GIVEN INSTRUCTION: Reproduce all records exactly.

— Start INFORMATION GIVEN —

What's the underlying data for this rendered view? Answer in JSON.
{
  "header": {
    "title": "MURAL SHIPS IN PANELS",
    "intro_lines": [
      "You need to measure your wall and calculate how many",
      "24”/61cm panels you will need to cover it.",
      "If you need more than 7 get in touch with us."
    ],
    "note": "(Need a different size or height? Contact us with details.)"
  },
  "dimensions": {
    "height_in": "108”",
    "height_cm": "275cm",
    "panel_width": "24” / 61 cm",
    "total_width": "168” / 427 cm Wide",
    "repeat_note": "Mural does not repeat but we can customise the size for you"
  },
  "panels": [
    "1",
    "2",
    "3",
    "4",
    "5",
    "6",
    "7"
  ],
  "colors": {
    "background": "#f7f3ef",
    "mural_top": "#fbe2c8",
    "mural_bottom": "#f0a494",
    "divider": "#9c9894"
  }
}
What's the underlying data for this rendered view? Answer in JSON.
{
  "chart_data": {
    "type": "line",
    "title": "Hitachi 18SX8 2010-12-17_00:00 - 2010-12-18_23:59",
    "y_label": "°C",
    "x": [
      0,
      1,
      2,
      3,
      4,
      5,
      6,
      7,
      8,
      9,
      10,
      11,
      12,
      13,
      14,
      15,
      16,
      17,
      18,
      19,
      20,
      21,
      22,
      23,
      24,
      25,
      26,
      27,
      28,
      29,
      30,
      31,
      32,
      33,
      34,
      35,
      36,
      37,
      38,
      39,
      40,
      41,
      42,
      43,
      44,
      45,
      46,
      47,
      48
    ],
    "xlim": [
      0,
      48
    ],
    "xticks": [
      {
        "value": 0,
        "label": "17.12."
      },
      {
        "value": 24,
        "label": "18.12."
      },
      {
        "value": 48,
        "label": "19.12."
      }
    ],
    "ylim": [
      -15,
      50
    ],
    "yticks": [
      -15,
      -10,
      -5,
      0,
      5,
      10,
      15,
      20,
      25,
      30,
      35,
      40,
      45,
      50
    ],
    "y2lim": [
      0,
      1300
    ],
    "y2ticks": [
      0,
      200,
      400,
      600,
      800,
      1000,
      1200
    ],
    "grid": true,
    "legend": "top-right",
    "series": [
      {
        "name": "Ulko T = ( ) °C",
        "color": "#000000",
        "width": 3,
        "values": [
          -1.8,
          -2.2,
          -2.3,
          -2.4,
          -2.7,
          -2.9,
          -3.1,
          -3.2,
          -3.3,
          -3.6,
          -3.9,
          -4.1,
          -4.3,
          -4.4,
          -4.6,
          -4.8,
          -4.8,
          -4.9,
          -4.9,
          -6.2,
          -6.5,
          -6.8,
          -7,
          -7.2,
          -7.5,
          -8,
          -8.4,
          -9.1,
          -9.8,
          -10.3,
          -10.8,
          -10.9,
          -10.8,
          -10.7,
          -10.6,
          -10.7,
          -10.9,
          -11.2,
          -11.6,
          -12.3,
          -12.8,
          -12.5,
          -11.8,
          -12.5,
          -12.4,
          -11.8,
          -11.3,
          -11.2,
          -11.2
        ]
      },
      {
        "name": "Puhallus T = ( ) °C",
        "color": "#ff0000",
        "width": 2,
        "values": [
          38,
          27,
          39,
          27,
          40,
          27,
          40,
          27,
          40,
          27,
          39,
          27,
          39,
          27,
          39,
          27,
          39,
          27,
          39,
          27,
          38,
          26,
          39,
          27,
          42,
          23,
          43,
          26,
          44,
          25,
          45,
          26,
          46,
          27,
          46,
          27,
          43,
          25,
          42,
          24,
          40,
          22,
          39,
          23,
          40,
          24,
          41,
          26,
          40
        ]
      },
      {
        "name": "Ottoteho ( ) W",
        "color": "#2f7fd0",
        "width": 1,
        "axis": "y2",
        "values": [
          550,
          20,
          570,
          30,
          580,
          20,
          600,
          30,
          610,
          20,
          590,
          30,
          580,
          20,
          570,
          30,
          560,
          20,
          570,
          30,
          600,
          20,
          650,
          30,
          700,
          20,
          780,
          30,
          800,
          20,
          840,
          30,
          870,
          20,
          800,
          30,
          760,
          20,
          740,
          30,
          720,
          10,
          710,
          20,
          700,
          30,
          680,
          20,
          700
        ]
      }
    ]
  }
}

— End INFORMATION GIVEN —

WRITTEN REPLY:
What's the underlying data for this rendered view? Answer in JSON.
{
  "header": {
    "title": "MURAL SHIPS IN PANELS",
    "intro_lines": [
      "You need to measure your wall and calculate how many",
      "24”/61cm panels you will need to cover it.",
      "If you need more than 7 get in touch with us."
    ],
    "note": "(Need a different size or height? Contact us with details.)"
  },
  "dimensions": {
    "height_in": "108”",
    "height_cm": "275cm",
    "panel_width": "24” / 61 cm",
    "total_width": "168” / 427 cm Wide",
    "repeat_note": "Mural does not repeat but we can customise the size for you"
  },
  "panels": [
    "1",
    "2",
    "3",
    "4",
    "5",
    "6",
    "7"
  ],
  "colors": {
    "background": "#f7f3ef",
    "mural_top": "#fbe2c8",
    "mural_bottom": "#f0a494",
    "divider": "#9c9894"
  }
}
What's the underlying data for this rendered view? Answer in JSON.
{
  "chart_data": {
    "type": "line",
    "title": "Hitachi 18SX8 2010-12-17_00:00 - 2010-12-18_23:59",
    "y_label": "°C",
    "x": [
      0,
      1,
      2,
      3,
      4,
      5,
      6,
      7,
      8,
      9,
      10,
      11,
      12,
      13,
      14,
      15,
      16,
      17,
      18,
      19,
      20,
      21,
      22,
      23,
      24,
      25,
      26,
      27,
      28,
      29,
      30,
      31,
      32,
      33,
      34,
      35,
      36,
      37,
      38,
      39,
      40,
      41,
      42,
      43,
      44,
      45,
      46,
      47,
      48
    ],
    "xlim": [
      0,
      48
    ],
    "xticks": [
      {
        "value": 0,
        "label": "17.12."
      },
      {
        "value": 24,
        "label": "18.12."
      },
      {
        "value": 48,
        "label": "19.12."
      }
    ],
    "ylim": [
      -15,
      50
    ],
    "yticks": [
      -15,
      -10,
      -5,
      0,
      5,
      10,
      15,
      20,
      25,
      30,
      35,
      40,
      45,
      50
    ],
    "y2lim": [
      0,
      1300
    ],
    "y2ticks": [
      0,
      200,
      400,
      600,
      800,
      1000,
      1200
    ],
    "grid": true,
    "legend": "top-right",
    "series": [
      {
        "name": "Ulko T = ( ) °C",
        "color": "#000000",
        "width": 3,
        "values": [
          -1.8,
          -2.2,
          -2.3,
          -2.4,
          -2.7,
          -2.9,
          -3.1,
          -3.2,
          -3.3,
          -3.6,
          -3.9,
          -4.1,
          -4.3,
          -4.4,
          -4.6,
          -4.8,
          -4.8,
          -4.9,
          -4.9,
          -6.2,
          -6.5,
          -6.8,
          -7,
          -7.2,
          -7.5,
          -8,
          -8.4,
          -9.1,
          -9.8,
          -10.3,
          -10.8,
          -10.9,
          -10.8,
          -10.7,
          -10.6,
          -10.7,
          -10.9,
          -11.2,
          -11.6,
          -12.3,
          -12.8,
          -12.5,
          -11.8,
          -12.5,
          -12.4,
          -11.8,
          -11.3,
          -11.2,
          -11.2
        ]
      },
      {
        "name": "Puhallus T = ( ) °C",
        "color": "#ff0000",
        "width": 2,
        "values": [
          38,
          27,
          39,
          27,
          40,
          27,
          40,
          27,
          40,
          27,
          39,
          27,
          39,
          27,
          39,
          27,
          39,
          27,
          39,
          27,
          38,
          26,
          39,
          27,
          42,
          23,
          43,
          26,
          44,
          25,
          45,
          26,
          46,
          27,
          46,
          27,
          43,
          25,
          42,
          24,
          40,
          22,
          39,
          23,
          40,
          24,
          41,
          26,
          40
        ]
      },
      {
        "name": "Ottoteho ( ) W",
        "color": "#2f7fd0",
        "width": 1,
        "axis": "y2",
        "values": [
          550,
          20,
          570,
          30,
          580,
          20,
          600,
          30,
          610,
          20,
          590,
          30,
          580,
          20,
          570,
          30,
          560,
          20,
          570,
          30,
          600,
          20,
          650,
          30,
          700,
          20,
          780,
          30,
          800,
          20,
          840,
          30,
          870,
          20,
          800,
          30,
          760,
          20,
          740,
          30,
          720,
          10,
          710,
          20,
          700,
          30,
          680,
          20,
          700
        ]
      }
    ]
  }
}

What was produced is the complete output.